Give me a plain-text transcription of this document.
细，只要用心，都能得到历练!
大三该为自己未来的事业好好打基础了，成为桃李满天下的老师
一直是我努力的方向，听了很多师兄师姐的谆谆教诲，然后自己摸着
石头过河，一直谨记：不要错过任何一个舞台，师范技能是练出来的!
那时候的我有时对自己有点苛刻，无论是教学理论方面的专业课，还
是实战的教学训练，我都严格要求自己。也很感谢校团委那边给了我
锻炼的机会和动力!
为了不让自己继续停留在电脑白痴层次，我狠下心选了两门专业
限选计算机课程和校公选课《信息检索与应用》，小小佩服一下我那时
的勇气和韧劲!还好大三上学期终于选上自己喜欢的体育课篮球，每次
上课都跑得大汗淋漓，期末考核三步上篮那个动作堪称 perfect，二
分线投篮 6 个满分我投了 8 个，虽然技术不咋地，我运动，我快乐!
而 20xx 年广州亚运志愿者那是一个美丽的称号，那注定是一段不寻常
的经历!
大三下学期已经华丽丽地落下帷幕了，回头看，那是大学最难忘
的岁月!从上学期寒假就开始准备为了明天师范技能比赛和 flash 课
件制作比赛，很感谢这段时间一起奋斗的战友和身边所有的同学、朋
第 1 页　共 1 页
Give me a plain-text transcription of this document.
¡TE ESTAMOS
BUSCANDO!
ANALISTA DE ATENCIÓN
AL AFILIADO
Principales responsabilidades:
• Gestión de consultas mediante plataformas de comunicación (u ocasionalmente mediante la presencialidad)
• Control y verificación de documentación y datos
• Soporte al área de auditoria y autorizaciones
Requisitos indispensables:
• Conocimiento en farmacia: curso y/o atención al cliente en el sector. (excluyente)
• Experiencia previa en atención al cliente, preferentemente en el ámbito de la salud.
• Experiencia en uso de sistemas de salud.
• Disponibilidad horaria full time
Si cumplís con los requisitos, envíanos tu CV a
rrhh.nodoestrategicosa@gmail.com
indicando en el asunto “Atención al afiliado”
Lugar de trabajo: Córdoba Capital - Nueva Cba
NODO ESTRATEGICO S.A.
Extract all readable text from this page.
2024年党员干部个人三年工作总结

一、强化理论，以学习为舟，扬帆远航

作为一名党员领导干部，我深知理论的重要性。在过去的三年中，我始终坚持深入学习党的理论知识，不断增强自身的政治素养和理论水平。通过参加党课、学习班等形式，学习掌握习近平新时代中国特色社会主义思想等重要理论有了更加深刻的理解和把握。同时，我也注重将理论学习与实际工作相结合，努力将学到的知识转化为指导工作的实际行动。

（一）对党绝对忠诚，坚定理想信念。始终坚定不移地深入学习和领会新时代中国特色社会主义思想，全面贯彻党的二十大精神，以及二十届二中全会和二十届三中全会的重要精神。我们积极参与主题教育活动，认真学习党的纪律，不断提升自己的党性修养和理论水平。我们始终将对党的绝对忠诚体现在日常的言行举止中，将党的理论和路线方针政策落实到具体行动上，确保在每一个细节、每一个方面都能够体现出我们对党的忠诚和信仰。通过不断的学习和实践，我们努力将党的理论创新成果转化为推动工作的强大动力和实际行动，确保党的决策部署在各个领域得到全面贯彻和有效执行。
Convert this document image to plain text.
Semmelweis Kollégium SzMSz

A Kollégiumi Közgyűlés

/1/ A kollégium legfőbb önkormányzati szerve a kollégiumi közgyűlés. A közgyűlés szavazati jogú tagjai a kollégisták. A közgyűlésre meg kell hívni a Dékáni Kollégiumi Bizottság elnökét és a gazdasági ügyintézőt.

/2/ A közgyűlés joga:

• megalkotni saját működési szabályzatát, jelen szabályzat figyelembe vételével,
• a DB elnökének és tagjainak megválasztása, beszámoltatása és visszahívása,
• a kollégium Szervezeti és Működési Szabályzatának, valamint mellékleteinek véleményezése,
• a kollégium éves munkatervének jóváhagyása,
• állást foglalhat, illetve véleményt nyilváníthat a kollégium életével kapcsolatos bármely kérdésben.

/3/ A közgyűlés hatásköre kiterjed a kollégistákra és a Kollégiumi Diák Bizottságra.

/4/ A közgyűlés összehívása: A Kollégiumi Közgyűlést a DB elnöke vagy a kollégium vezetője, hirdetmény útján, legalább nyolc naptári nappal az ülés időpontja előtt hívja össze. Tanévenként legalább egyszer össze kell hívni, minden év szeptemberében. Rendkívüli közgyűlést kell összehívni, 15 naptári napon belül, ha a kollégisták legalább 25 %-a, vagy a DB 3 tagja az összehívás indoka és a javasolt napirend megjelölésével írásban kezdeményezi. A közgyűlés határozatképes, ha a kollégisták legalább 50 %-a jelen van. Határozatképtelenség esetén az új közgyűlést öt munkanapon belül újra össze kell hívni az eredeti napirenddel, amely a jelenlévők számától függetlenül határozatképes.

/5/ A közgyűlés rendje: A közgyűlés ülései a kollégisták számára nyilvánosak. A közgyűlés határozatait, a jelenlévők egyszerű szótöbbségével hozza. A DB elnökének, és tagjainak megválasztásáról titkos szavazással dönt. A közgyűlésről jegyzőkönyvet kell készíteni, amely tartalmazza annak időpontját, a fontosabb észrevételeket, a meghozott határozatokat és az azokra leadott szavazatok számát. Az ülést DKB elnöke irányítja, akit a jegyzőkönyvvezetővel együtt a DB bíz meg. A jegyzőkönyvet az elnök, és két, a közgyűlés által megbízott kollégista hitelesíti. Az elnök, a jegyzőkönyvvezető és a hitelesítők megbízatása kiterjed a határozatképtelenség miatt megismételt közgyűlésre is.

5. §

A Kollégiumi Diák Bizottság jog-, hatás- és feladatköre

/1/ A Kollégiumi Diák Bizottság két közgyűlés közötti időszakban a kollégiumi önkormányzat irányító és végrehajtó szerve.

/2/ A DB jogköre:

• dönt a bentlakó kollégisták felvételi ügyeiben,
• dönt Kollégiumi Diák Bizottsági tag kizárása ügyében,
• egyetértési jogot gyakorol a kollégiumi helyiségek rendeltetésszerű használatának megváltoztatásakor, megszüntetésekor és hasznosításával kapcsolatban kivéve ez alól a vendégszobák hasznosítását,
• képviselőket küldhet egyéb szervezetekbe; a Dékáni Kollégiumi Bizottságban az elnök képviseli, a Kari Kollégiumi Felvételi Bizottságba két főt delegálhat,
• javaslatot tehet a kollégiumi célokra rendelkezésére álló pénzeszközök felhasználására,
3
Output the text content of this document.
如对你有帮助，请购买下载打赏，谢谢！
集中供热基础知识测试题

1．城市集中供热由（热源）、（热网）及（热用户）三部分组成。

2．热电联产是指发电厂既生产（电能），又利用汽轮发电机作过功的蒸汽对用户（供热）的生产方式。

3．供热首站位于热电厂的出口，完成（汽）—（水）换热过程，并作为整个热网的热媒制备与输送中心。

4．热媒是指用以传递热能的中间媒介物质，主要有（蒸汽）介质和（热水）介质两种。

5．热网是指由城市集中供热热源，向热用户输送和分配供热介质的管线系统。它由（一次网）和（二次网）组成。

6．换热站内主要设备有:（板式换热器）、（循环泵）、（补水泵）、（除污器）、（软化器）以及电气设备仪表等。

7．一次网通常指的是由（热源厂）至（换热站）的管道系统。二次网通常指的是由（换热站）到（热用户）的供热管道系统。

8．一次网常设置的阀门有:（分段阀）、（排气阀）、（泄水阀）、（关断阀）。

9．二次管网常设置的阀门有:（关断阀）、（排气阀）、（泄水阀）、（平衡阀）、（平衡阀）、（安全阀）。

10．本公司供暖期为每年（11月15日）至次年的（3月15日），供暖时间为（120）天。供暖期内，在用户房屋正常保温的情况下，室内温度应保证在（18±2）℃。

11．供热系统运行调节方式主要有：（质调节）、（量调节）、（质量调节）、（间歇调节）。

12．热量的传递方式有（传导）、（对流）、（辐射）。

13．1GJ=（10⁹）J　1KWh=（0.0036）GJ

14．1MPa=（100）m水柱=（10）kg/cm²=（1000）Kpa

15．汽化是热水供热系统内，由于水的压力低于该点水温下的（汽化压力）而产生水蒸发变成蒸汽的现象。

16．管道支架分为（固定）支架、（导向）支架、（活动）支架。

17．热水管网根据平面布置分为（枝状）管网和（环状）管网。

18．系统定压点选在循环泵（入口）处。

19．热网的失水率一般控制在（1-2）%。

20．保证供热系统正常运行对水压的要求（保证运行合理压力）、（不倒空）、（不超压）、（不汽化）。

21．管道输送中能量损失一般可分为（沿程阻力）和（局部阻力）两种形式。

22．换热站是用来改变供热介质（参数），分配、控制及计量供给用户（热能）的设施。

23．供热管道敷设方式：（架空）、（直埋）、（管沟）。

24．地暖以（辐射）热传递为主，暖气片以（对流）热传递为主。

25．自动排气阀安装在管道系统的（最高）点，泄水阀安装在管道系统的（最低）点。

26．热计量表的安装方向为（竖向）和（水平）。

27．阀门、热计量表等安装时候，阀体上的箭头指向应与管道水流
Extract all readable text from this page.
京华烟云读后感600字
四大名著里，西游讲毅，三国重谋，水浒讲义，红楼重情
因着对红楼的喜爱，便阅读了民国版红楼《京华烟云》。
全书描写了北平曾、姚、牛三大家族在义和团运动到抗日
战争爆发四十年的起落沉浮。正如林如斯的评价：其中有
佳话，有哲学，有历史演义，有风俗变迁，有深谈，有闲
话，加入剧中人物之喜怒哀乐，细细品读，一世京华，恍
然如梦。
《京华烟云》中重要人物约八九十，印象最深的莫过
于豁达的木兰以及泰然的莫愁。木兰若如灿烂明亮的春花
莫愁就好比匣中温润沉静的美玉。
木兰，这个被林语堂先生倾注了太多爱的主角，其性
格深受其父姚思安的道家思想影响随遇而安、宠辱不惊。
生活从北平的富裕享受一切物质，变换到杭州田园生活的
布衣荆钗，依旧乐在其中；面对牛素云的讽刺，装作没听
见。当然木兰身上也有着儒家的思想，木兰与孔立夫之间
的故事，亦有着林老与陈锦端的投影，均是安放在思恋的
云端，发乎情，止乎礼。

◇ ◇ ◇ ◇

• **What is asked**: Filter out every line that lacks the word "Dékáni", and copy the rest.

• **Finished exercise**:
/1/ A kollégium legfőbb önkormányzati szerve a kollégiumi közgyűlés. A közgyűlés szavazati jogú tagjai a kollégisták. A közgyűlésre meg kell hívni a Dékáni Kollégiumi Bizottság elnökét és a gazdasági ügyintézőt.
• képviselőket küldhet egyéb szervezetekbe; a Dékáni Kollégiumi Bizottságban az elnök képviseli, a Kari Kollégiumi Felvételi Bizottságba két főt delegálhat,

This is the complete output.